◆ PROBLEM: Copy out all the records exactly.

▼

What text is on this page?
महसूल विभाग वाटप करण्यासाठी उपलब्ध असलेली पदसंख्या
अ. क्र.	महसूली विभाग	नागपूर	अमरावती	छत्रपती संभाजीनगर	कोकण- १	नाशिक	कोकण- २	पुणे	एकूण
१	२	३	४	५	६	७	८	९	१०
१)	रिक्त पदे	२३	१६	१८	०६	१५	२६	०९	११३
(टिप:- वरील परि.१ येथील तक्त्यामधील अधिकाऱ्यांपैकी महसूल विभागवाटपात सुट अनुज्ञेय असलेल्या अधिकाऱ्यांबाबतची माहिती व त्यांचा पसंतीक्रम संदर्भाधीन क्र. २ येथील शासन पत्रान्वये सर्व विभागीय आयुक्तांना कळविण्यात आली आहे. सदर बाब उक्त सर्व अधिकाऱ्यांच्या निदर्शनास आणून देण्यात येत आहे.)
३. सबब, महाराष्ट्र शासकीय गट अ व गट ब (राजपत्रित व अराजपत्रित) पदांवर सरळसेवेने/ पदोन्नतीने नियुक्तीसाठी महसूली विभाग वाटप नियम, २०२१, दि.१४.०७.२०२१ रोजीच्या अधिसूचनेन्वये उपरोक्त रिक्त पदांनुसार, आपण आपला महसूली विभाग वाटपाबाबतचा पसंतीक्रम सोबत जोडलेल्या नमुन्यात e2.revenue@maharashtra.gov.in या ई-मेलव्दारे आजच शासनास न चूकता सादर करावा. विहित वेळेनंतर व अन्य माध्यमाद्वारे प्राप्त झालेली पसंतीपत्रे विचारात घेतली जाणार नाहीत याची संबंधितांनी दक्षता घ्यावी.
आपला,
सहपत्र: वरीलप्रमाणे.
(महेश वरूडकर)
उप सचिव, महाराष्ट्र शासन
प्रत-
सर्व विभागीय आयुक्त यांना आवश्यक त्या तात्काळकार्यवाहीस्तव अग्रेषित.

▲

◆ RESULT:
What text is on this page?
महसूल विभाग वाटप करण्यासाठी उपलब्ध असलेली पदसंख्या
अ. क्र.	महसूली विभाग	नागपूर	अमरावती	छत्रपती संभाजीनगर	कोकण- १	नाशिक	कोकण- २	पुणे	एकूण
१	२	३	४	५	६	७	८	९	१०
१)	रिक्त पदे	२३	१६	१८	०६	१५	२६	०९	११३
(टिप:- वरील परि.१ येथील तक्त्यामधील अधिकाऱ्यांपैकी महसूल विभागवाटपात सुट अनुज्ञेय असलेल्या अधिकाऱ्यांबाबतची माहिती व त्यांचा पसंतीक्रम संदर्भाधीन क्र. २ येथील शासन पत्रान्वये सर्व विभागीय आयुक्तांना कळविण्यात आली आहे. सदर बाब उक्त सर्व अधिकाऱ्यांच्या निदर्शनास आणून देण्यात येत आहे.)
३. सबब, महाराष्ट्र शासकीय गट अ व गट ब (राजपत्रित व अराजपत्रित) पदांवर सरळसेवेने/ पदोन्नतीने नियुक्तीसाठी महसूली विभाग वाटप नियम, २०२१, दि.१४.०७.२०२१ रोजीच्या अधिसूचनेन्वये उपरोक्त रिक्त पदांनुसार, आपण आपला महसूली विभाग वाटपाबाबतचा पसंतीक्रम सोबत जोडलेल्या नमुन्यात e2.revenue@maharashtra.gov.in या ई-मेलव्दारे आजच शासनास न चूकता सादर करावा. विहित वेळेनंतर व अन्य माध्यमाद्वारे प्राप्त झालेली पसंतीपत्रे विचारात घेतली जाणार नाहीत याची संबंधितांनी दक्षता घ्यावी.
आपला,
सहपत्र: वरीलप्रमाणे.
(महेश वरूडकर)
उप सचिव, महाराष्ट्र शासन
प्रत-
सर्व विभागीय आयुक्त यांना आवश्यक त्या तात्काळकार्यवाहीस्तव अग्रेषित.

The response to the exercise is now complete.